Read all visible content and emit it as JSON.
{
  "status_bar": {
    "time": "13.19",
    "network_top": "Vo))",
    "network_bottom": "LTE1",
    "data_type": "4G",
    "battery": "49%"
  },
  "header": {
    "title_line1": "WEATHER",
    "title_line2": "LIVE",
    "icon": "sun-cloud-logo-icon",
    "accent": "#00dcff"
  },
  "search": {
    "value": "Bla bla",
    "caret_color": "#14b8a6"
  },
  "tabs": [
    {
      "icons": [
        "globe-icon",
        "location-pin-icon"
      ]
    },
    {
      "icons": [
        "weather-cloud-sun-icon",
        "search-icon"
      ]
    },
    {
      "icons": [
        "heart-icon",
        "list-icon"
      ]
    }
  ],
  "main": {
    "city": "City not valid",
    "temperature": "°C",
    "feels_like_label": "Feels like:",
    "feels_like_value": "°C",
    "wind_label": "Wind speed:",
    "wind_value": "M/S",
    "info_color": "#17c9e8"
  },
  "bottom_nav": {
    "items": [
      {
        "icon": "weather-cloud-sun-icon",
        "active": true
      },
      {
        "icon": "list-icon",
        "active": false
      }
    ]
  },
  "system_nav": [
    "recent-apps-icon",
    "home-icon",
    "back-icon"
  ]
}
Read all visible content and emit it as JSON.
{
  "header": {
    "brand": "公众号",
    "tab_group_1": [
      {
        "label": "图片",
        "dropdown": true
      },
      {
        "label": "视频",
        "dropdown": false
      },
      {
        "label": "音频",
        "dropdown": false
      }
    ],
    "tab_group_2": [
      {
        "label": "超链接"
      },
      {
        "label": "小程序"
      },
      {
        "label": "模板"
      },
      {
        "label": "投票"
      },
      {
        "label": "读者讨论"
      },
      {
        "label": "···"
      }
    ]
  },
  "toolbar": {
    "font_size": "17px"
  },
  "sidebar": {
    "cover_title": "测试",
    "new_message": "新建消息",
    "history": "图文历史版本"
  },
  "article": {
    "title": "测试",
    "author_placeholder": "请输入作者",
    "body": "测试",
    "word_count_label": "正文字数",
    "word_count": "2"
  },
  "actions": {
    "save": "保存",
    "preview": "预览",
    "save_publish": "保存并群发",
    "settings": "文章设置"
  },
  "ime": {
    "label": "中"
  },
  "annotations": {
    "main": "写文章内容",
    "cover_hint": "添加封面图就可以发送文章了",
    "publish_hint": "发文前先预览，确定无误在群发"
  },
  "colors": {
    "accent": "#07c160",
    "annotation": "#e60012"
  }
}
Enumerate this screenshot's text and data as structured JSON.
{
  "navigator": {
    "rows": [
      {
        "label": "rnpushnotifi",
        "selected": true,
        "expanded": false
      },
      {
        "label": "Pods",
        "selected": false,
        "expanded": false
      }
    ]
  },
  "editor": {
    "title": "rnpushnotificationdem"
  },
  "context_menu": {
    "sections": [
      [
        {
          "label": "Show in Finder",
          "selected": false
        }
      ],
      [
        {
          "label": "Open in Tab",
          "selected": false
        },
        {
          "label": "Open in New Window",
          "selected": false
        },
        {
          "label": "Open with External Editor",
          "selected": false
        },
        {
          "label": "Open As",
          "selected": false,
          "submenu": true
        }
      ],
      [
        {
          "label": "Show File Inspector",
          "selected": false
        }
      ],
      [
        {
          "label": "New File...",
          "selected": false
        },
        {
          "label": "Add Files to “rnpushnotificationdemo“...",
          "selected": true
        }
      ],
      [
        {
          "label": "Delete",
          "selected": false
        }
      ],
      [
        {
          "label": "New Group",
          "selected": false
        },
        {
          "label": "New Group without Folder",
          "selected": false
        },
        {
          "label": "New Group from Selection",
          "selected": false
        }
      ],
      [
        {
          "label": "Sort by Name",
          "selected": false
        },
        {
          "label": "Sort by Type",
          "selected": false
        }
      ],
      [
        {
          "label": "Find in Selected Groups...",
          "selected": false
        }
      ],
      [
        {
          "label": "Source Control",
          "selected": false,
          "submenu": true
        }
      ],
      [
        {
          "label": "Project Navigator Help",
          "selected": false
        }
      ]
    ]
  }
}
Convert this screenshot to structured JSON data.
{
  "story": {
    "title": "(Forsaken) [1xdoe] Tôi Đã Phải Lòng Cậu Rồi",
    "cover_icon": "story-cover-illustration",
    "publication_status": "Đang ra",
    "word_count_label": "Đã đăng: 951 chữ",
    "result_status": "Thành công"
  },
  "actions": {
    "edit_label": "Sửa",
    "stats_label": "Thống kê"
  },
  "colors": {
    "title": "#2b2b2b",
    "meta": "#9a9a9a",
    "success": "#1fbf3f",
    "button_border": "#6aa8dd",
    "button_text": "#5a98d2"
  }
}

Task statement:
Retype the material above, line by line, exactly.

Answer to this task:
Read all visible content and emit it as JSON.
{
  "status_bar": {
    "time": "13.19",
    "network_top": "Vo))",
    "network_bottom": "LTE1",
    "data_type": "4G",
    "battery": "49%"
  },
  "header": {
    "title_line1": "WEATHER",
    "title_line2": "LIVE",
    "icon": "sun-cloud-logo-icon",
    "accent": "#00dcff"
  },
  "search": {
    "value": "Bla bla",
    "caret_color": "#14b8a6"
  },
  "tabs": [
    {
      "icons": [
        "globe-icon",
        "location-pin-icon"
      ]
    },
    {
      "icons": [
        "weather-cloud-sun-icon",
        "search-icon"
      ]
    },
    {
      "icons": [
        "heart-icon",
        "list-icon"
      ]
    }
  ],
  "main": {
    "city": "City not valid",
    "temperature": "°C",
    "feels_like_label": "Feels like:",
    "feels_like_value": "°C",
    "wind_label": "Wind speed:",
    "wind_value": "M/S",
    "info_color": "#17c9e8"
  },
  "bottom_nav": {
    "items": [
      {
        "icon": "weather-cloud-sun-icon",
        "active": true
      },
      {
        "icon": "list-icon",
        "active": false
      }
    ]
  },
  "system_nav": [
    "recent-apps-icon",
    "home-icon",
    "back-icon"
  ]
}
Read all visible content and emit it as JSON.
{
  "header": {
    "brand": "公众号",
    "tab_group_1": [
      {
        "label": "图片",
        "dropdown": true
      },
      {
        "label": "视频",
        "dropdown": false
      },
      {
        "label": "音频",
        "dropdown": false
      }
    ],
    "tab_group_2": [
      {
        "label": "超链接"
      },
      {
        "label": "小程序"
      },
      {
        "label": "模板"
      },
      {
        "label": "投票"
      },
      {
        "label": "读者讨论"
      },
      {
        "label": "···"
      }
    ]
  },
  "toolbar": {
    "font_size": "17px"
  },
  "sidebar": {
    "cover_title": "测试",
    "new_message": "新建消息",
    "history": "图文历史版本"
  },
  "article": {
    "title": "测试",
    "author_placeholder": "请输入作者",
    "body": "测试",
    "word_count_label": "正文字数",
    "word_count": "2"
  },
  "actions": {
    "save": "保存",
    "preview": "预览",
    "save_publish": "保存并群发",
    "settings": "文章设置"
  },
  "ime": {
    "label": "中"
  },
  "annotations": {
    "main": "写文章内容",
    "cover_hint": "添加封面图就可以发送文章了",
    "publish_hint": "发文前先预览，确定无误在群发"
  },
  "colors": {
    "accent": "#07c160",
    "annotation": "#e60012"
  }
}
Enumerate this screenshot's text and data as structured JSON.
{
  "navigator": {
    "rows": [
      {
        "label": "rnpushnotifi",
        "selected": true,
        "expanded": false
      },
      {
        "label": "Pods",
        "selected": false,
        "expanded": false
      }
    ]
  },
  "editor": {
    "title": "rnpushnotificationdem"
  },
  "context_menu": {
    "sections": [
      [
        {
          "label": "Show in Finder",
          "selected": false
        }
      ],
      [
        {
          "label": "Open in Tab",
          "selected": false
        },
        {
          "label": "Open in New Window",
          "selected": false
        },
        {
          "label": "Open with External Editor",
          "selected": false
        },
        {
          "label": "Open As",
          "selected": false,
          "submenu": true
        }
      ],
      [
        {
          "label": "Show File Inspector",
          "selected": false
        }
      ],
      [
        {
          "label": "New File...",
          "selected": false
        },
        {
          "label": "Add Files to “rnpushnotificationdemo“...",
          "selected": true
        }
      ],
      [
        {
          "label": "Delete",
          "selected": false
        }
      ],
      [
        {
          "label": "New Group",
          "selected": false
        },
        {
          "label": "New Group without Folder",
          "selected": false
        },
        {
          "label": "New Group from Selection",
          "selected": false
        }
      ],
      [
        {
          "label": "Sort by Name",
          "selected": false
        },
        {
          "label": "Sort by Type",
          "selected": false
        }
      ],
      [
        {
          "label": "Find in Selected Groups...",
          "selected": false
        }
      ],
      [
        {
          "label": "Source Control",
          "selected": false,
          "submenu": true
        }
      ],
      [
        {
          "label": "Project Navigator Help",
          "selected": false
        }
      ]
    ]
  }
}
Convert this screenshot to structured JSON data.
{
  "story": {
    "title": "(Forsaken) [1xdoe] Tôi Đã Phải Lòng Cậu Rồi",
    "cover_icon": "story-cover-illustration",
    "publication_status": "Đang ra",
    "word_count_label": "Đã đăng: 951 chữ",
    "result_status": "Thành công"
  },
  "actions": {
    "edit_label": "Sửa",
    "stats_label": "Thống kê"
  },
  "colors": {
    "title": "#2b2b2b",
    "meta": "#9a9a9a",
    "success": "#1fbf3f",
    "button_border": "#6aa8dd",
    "button_text": "#5a98d2"
  }
}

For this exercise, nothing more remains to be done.